To be done
Nothing may be dropped or altered: reproduce all the data.

-- Start Provided records --

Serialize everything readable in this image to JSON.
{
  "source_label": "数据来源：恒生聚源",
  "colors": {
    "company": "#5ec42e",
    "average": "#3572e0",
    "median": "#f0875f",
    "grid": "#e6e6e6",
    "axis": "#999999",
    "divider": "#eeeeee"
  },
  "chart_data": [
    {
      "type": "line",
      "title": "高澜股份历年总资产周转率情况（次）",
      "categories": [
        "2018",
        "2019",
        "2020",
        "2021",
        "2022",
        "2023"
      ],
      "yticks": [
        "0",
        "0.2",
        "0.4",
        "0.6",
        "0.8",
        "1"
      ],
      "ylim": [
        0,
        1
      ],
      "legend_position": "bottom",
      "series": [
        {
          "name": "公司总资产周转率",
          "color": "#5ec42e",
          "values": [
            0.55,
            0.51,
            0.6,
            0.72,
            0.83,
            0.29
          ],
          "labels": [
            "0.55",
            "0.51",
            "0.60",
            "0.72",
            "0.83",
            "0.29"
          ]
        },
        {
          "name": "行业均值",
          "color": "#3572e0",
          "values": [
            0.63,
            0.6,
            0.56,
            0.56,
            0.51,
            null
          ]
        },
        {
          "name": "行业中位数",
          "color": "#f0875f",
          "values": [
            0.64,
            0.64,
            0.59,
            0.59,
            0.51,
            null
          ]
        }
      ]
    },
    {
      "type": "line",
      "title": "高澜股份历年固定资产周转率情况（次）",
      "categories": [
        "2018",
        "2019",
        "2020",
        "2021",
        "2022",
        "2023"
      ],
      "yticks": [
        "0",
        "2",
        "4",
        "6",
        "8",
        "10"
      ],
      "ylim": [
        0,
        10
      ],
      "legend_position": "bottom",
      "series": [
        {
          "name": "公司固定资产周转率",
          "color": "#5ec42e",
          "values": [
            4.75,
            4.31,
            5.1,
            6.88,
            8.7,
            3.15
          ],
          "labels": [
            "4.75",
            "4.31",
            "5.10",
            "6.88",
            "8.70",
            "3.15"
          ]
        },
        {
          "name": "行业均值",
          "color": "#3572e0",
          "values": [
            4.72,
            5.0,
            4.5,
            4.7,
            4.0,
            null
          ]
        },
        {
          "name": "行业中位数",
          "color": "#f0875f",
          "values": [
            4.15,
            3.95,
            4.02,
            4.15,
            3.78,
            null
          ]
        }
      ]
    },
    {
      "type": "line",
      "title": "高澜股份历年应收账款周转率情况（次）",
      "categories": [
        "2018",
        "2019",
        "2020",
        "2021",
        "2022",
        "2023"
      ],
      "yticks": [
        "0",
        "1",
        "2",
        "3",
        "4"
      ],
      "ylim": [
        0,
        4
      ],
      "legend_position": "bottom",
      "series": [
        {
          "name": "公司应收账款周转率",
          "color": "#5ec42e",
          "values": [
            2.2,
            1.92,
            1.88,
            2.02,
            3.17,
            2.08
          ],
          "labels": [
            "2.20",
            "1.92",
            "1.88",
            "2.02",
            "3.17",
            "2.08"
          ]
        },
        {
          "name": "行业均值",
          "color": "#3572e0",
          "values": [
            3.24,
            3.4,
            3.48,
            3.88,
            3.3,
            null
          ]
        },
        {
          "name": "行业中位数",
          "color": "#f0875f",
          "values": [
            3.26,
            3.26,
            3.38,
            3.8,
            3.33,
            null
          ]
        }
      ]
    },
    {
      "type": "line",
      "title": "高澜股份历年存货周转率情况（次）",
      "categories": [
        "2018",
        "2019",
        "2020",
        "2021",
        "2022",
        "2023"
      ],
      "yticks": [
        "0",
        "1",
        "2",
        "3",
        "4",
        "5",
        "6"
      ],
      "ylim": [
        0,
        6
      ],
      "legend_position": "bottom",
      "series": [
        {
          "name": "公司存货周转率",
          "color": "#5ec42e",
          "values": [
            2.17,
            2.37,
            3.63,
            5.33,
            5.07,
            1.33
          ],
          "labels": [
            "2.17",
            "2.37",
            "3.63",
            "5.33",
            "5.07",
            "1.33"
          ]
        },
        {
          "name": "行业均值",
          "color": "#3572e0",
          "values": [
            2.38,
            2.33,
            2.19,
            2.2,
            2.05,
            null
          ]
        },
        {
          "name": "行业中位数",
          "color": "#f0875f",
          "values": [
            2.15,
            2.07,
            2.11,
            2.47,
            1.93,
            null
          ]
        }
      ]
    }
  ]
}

-- End Provided records --

Response
Serialize everything readable in this image to JSON.
{
  "source_label": "数据来源：恒生聚源",
  "colors": {
    "company": "#5ec42e",
    "average": "#3572e0",
    "median": "#f0875f",
    "grid": "#e6e6e6",
    "axis": "#999999",
    "divider": "#eeeeee"
  },
  "chart_data": [
    {
      "type": "line",
      "title": "高澜股份历年总资产周转率情况（次）",
      "categories": [
        "2018",
        "2019",
        "2020",
        "2021",
        "2022",
        "2023"
      ],
      "yticks": [
        "0",
        "0.2",
        "0.4",
        "0.6",
        "0.8",
        "1"
      ],
      "ylim": [
        0,
        1
      ],
      "legend_position": "bottom",
      "series": [
        {
          "name": "公司总资产周转率",
          "color": "#5ec42e",
          "values": [
            0.55,
            0.51,
            0.6,
            0.72,
            0.83,
            0.29
          ],
          "labels": [
            "0.55",
            "0.51",
            "0.60",
            "0.72",
            "0.83",
            "0.29"
          ]
        },
        {
          "name": "行业均值",
          "color": "#3572e0",
          "values": [
            0.63,
            0.6,
            0.56,
            0.56,
            0.51,
            null
          ]
        },
        {
          "name": "行业中位数",
          "color": "#f0875f",
          "values": [
            0.64,
            0.64,
            0.59,
            0.59,
            0.51,
            null
          ]
        }
      ]
    },
    {
      "type": "line",
      "title": "高澜股份历年固定资产周转率情况（次）",
      "categories": [
        "2018",
        "2019",
        "2020",
        "2021",
        "2022",
        "2023"
      ],
      "yticks": [
        "0",
        "2",
        "4",
        "6",
        "8",
        "10"
      ],
      "ylim": [
        0,
        10
      ],
      "legend_position": "bottom",
      "series": [
        {
          "name": "公司固定资产周转率",
          "color": "#5ec42e",
          "values": [
            4.75,
            4.31,
            5.1,
            6.88,
            8.7,
            3.15
          ],
          "labels": [
            "4.75",
            "4.31",
            "5.10",
            "6.88",
            "8.70",
            "3.15"
          ]
        },
        {
          "name": "行业均值",
          "color": "#3572e0",
          "values": [
            4.72,
            5.0,
            4.5,
            4.7,
            4.0,
            null
          ]
        },
        {
          "name": "行业中位数",
          "color": "#f0875f",
          "values": [
            4.15,
            3.95,
            4.02,
            4.15,
            3.78,
            null
          ]
        }
      ]
    },
    {
      "type": "line",
      "title": "高澜股份历年应收账款周转率情况（次）",
      "categories": [
        "2018",
        "2019",
        "2020",
        "2021",
        "2022",
        "2023"
      ],
      "yticks": [
        "0",
        "1",
        "2",
        "3",
        "4"
      ],
      "ylim": [
        0,
        4
      ],
      "legend_position": "bottom",
      "series": [
        {
          "name": "公司应收账款周转率",
          "color": "#5ec42e",
          "values": [
            2.2,
            1.92,
            1.88,
            2.02,
            3.17,
            2.08
          ],
          "labels": [
            "2.20",
            "1.92",
            "1.88",
            "2.02",
            "3.17",
            "2.08"
          ]
        },
        {
          "name": "行业均值",
          "color": "#3572e0",
          "values": [
            3.24,
            3.4,
            3.48,
            3.88,
            3.3,
            null
          ]
        },
        {
          "name": "行业中位数",
          "color": "#f0875f",
          "values": [
            3.26,
            3.26,
            3.38,
            3.8,
            3.33,
            null
          ]
        }
      ]
    },
    {
      "type": "line",
      "title": "高澜股份历年存货周转率情况（次）",
      "categories": [
        "2018",
        "2019",
        "2020",
        "2021",
        "2022",
        "2023"
      ],
      "yticks": [
        "0",
        "1",
        "2",
        "3",
        "4",
        "5",
        "6"
      ],
      "ylim": [
        0,
        6
      ],
      "legend_position": "bottom",
      "series": [
        {
          "name": "公司存货周转率",
          "color": "#5ec42e",
          "values": [
            2.17,
            2.37,
            3.63,
            5.33,
            5.07,
            1.33
          ],
          "labels": [
            "2.17",
            "2.37",
            "3.63",
            "5.33",
            "5.07",
            "1.33"
          ]
        },
        {
          "name": "行业均值",
          "color": "#3572e0",
          "values": [
            2.38,
            2.33,
            2.19,
            2.2,
            2.05,
            null
          ]
        },
        {
          "name": "行业中位数",
          "color": "#f0875f",
          "values": [
            2.15,
            2.07,
            2.11,
            2.47,
            1.93,
            null
          ]
        }
      ]
    }
  ]
}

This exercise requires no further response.